Task directions:
Copy each line below in which the word "waktu" occurs.

Exercise inputs:
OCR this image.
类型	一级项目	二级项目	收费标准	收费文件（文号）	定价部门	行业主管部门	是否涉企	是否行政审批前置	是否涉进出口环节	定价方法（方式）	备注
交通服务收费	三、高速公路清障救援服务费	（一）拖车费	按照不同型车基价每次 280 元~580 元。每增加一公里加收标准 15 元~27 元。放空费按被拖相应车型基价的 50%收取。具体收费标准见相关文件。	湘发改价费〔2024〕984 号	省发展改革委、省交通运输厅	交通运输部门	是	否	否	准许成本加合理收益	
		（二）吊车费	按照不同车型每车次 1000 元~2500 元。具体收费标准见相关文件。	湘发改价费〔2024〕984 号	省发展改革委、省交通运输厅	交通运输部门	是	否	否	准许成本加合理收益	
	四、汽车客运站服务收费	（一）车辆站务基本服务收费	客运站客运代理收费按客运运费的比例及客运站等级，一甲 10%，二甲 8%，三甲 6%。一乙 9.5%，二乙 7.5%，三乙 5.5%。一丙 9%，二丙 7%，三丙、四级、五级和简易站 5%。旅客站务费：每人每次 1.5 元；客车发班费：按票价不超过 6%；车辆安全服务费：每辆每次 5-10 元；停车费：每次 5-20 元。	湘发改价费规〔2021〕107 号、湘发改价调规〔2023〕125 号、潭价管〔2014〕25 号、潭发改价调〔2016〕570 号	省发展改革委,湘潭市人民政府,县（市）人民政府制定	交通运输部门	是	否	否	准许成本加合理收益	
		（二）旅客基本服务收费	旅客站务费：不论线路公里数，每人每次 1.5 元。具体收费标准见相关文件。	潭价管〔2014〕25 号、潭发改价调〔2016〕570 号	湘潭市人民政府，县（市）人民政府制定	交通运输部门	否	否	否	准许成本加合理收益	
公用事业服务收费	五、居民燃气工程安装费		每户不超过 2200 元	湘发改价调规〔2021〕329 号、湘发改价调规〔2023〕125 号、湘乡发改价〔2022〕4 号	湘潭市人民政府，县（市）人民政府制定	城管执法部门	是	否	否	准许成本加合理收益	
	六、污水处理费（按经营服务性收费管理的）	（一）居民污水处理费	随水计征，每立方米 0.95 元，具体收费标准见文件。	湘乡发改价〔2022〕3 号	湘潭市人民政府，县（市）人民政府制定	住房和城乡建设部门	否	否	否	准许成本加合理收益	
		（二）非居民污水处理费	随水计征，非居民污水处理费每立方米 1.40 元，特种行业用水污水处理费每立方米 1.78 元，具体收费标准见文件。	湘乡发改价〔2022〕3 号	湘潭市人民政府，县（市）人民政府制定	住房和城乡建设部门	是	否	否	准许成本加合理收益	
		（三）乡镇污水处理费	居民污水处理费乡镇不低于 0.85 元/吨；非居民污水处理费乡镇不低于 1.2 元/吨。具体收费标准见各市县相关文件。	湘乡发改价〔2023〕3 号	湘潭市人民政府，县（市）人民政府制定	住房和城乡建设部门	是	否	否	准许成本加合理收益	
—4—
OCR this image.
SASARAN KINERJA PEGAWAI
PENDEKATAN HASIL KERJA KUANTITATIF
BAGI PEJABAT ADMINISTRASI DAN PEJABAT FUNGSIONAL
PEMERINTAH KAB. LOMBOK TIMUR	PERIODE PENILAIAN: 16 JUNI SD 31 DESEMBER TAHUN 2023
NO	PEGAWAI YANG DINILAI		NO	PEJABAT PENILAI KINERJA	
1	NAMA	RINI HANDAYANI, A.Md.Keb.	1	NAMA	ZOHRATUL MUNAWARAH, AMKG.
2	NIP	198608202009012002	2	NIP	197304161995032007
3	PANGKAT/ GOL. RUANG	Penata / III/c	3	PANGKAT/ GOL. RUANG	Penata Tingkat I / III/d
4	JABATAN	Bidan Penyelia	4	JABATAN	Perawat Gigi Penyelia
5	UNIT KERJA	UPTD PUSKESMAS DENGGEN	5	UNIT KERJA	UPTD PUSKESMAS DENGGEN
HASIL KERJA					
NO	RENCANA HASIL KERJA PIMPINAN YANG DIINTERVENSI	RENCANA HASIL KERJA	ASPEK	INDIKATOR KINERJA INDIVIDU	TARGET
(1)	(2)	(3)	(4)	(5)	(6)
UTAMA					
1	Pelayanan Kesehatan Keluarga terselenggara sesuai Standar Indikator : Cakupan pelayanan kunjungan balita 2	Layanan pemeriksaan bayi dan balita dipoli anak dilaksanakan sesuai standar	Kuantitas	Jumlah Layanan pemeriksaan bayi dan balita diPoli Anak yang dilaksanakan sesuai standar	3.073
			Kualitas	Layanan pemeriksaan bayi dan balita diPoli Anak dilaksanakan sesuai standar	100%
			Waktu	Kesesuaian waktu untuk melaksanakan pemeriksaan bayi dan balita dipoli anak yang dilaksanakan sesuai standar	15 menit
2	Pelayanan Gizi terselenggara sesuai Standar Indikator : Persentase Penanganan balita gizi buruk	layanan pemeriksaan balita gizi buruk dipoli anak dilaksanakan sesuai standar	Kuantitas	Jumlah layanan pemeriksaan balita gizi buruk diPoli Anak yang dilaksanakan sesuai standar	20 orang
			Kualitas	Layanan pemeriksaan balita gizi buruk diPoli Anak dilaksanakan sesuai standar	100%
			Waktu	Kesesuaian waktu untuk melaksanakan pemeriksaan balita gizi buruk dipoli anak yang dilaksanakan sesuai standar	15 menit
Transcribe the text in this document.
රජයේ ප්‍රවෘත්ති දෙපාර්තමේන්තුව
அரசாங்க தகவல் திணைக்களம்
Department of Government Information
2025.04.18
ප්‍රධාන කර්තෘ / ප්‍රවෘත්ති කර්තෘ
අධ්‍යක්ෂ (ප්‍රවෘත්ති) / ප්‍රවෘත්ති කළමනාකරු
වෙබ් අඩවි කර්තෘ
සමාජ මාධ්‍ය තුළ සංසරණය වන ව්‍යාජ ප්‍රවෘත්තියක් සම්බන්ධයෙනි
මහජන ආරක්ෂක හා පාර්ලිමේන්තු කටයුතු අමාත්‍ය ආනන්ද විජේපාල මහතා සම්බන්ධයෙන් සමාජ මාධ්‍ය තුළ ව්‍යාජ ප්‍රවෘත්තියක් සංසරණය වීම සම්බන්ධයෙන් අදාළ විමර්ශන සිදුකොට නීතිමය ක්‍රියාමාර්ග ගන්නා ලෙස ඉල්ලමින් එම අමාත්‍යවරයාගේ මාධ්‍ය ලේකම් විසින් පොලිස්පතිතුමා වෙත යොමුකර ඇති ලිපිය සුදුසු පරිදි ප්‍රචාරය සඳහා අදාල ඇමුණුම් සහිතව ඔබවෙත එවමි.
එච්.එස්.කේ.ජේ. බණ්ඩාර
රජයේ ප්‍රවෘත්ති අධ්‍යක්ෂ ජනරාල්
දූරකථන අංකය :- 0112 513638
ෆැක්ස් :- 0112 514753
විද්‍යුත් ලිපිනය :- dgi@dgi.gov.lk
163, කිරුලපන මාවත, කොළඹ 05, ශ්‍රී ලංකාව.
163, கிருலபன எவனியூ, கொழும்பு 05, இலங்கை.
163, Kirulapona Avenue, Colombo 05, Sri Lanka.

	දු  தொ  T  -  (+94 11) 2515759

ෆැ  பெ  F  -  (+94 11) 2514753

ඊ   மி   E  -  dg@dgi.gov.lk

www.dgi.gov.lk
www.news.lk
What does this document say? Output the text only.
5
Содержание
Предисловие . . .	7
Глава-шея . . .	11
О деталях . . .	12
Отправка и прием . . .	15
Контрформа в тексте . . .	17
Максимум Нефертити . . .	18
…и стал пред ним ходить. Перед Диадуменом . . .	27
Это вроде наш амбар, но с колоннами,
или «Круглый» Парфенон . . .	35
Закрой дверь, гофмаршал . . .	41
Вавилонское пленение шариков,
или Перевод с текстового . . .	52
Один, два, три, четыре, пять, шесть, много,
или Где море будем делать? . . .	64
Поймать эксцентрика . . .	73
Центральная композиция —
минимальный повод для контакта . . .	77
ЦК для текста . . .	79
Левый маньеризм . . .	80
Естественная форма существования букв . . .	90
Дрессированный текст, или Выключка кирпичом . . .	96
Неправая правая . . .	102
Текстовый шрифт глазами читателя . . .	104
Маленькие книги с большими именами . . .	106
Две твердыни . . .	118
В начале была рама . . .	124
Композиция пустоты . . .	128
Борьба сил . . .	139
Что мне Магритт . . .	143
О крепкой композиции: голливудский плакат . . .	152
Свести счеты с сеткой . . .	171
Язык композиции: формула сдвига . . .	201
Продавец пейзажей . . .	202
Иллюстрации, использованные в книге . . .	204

Worked solution:
			Waktu	Kesesuaian waktu untuk melaksanakan pemeriksaan bayi dan balita dipoli anak yang dilaksanakan sesuai standar	15 menit
			Waktu	Kesesuaian waktu untuk melaksanakan pemeriksaan balita gizi buruk dipoli anak yang dilaksanakan sesuai standar	15 menit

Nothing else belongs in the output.